Exercise instructions: Quote these lines exactly: the one that holds "Extract the structured" and every line after it to the end of the material below. Skip pictures.

(Stored data)
========

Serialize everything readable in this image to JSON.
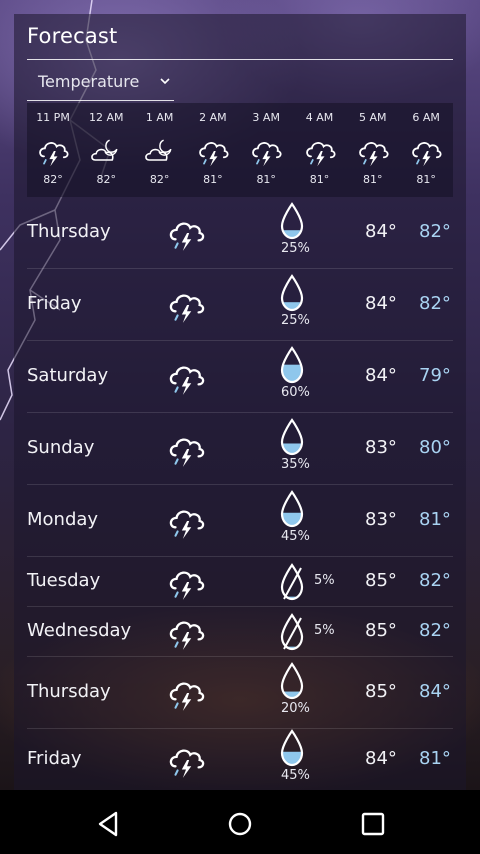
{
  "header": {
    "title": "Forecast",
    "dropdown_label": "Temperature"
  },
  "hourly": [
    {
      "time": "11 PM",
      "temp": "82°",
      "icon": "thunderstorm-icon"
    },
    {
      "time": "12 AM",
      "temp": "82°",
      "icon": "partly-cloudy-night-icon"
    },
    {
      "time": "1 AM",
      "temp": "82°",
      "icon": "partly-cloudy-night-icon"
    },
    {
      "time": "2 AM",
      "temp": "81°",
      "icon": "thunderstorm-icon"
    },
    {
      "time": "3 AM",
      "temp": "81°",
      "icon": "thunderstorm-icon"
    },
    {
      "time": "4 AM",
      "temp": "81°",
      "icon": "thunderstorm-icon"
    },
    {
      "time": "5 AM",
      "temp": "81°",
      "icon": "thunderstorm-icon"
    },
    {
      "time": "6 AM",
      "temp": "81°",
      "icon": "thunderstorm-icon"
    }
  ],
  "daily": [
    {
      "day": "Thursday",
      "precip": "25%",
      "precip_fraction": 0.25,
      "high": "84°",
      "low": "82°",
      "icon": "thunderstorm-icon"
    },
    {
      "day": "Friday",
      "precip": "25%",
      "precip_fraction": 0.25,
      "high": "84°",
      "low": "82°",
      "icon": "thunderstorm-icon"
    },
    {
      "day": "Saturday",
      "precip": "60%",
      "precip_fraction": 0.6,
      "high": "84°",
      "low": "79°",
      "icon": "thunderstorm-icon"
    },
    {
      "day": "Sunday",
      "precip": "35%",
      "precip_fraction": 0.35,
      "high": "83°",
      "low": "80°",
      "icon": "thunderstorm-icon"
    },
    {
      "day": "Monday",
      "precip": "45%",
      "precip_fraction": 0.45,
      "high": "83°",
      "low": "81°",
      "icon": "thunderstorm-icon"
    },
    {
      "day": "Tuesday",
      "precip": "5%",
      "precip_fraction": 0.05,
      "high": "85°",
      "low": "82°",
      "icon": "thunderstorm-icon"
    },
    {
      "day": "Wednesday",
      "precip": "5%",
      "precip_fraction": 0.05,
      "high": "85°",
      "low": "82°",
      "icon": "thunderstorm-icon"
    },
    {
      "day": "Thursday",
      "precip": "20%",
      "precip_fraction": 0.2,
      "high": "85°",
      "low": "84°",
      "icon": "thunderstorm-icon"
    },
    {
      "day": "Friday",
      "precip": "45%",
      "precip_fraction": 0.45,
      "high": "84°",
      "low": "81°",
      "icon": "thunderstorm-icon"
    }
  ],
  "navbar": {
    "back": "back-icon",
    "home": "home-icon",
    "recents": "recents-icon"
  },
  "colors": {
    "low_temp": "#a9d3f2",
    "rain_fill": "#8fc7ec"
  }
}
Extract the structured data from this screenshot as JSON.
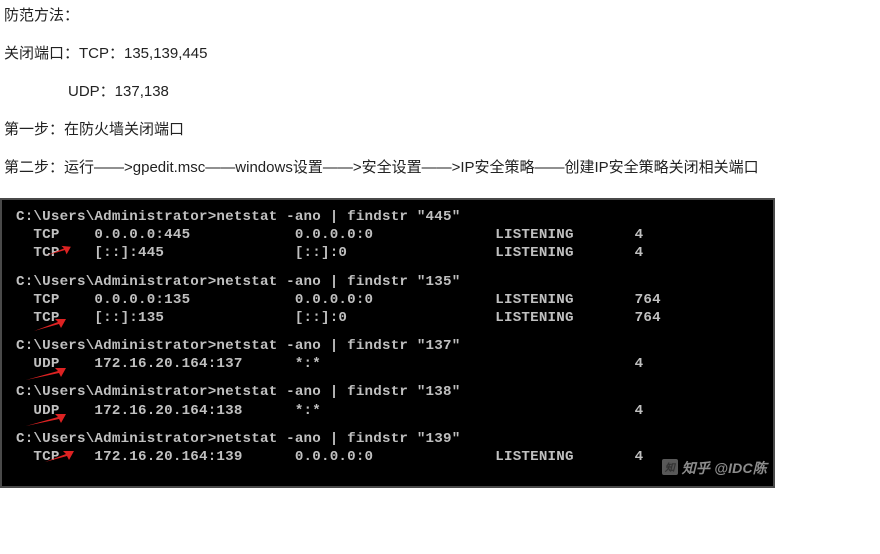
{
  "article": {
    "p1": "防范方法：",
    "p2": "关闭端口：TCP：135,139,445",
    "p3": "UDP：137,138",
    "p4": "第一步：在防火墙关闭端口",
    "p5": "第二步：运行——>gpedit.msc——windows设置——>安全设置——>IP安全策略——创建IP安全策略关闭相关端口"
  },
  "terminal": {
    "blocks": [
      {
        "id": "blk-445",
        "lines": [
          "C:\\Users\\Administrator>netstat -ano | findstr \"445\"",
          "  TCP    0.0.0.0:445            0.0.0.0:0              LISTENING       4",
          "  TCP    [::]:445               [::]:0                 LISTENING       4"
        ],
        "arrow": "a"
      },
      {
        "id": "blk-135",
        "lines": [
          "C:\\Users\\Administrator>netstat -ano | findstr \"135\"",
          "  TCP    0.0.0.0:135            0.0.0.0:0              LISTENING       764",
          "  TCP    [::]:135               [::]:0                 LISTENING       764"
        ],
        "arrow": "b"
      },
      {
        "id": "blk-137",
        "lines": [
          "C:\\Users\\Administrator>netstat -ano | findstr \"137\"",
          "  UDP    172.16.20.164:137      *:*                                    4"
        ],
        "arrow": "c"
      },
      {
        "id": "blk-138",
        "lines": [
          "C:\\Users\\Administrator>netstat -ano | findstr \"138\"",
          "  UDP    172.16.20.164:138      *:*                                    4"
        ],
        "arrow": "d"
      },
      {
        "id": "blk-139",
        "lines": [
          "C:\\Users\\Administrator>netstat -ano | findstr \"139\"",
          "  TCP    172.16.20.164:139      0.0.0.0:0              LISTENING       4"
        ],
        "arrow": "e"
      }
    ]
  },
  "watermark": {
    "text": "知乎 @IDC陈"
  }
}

========

Solution:
Extract the structured data from this screenshot as JSON.
{
  "article": {
    "p1": "防范方法：",
    "p2": "关闭端口：TCP：135,139,445",
    "p3": "UDP：137,138",
    "p4": "第一步：在防火墙关闭端口",
    "p5": "第二步：运行——>gpedit.msc——windows设置——>安全设置——>IP安全策略——创建IP安全策略关闭相关端口"
  },
  "terminal": {
    "blocks": [
      {
        "id": "blk-445",
        "lines": [
          "C:\\Users\\Administrator>netstat -ano | findstr \"445\"",
          "  TCP    0.0.0.0:445            0.0.0.0:0              LISTENING       4",
          "  TCP    [::]:445               [::]:0                 LISTENING       4"
        ],
        "arrow": "a"
      },
      {
        "id": "blk-135",
        "lines": [
          "C:\\Users\\Administrator>netstat -ano | findstr \"135\"",
          "  TCP    0.0.0.0:135            0.0.0.0:0              LISTENING       764",
          "  TCP    [::]:135               [::]:0                 LISTENING       764"
        ],
        "arrow": "b"
      },
      {
        "id": "blk-137",
        "lines": [
          "C:\\Users\\Administrator>netstat -ano | findstr \"137\"",
          "  UDP    172.16.20.164:137      *:*                                    4"
        ],
        "arrow": "c"
      },
      {
        "id": "blk-138",
        "lines": [
          "C:\\Users\\Administrator>netstat -ano | findstr \"138\"",
          "  UDP    172.16.20.164:138      *:*                                    4"
        ],
        "arrow": "d"
      },
      {
        "id": "blk-139",
        "lines": [
          "C:\\Users\\Administrator>netstat -ano | findstr \"139\"",
          "  TCP    172.16.20.164:139      0.0.0.0:0              LISTENING       4"
        ],
        "arrow": "e"
      }
    ]
  },
  "watermark": {
    "text": "知乎 @IDC陈"
  }
}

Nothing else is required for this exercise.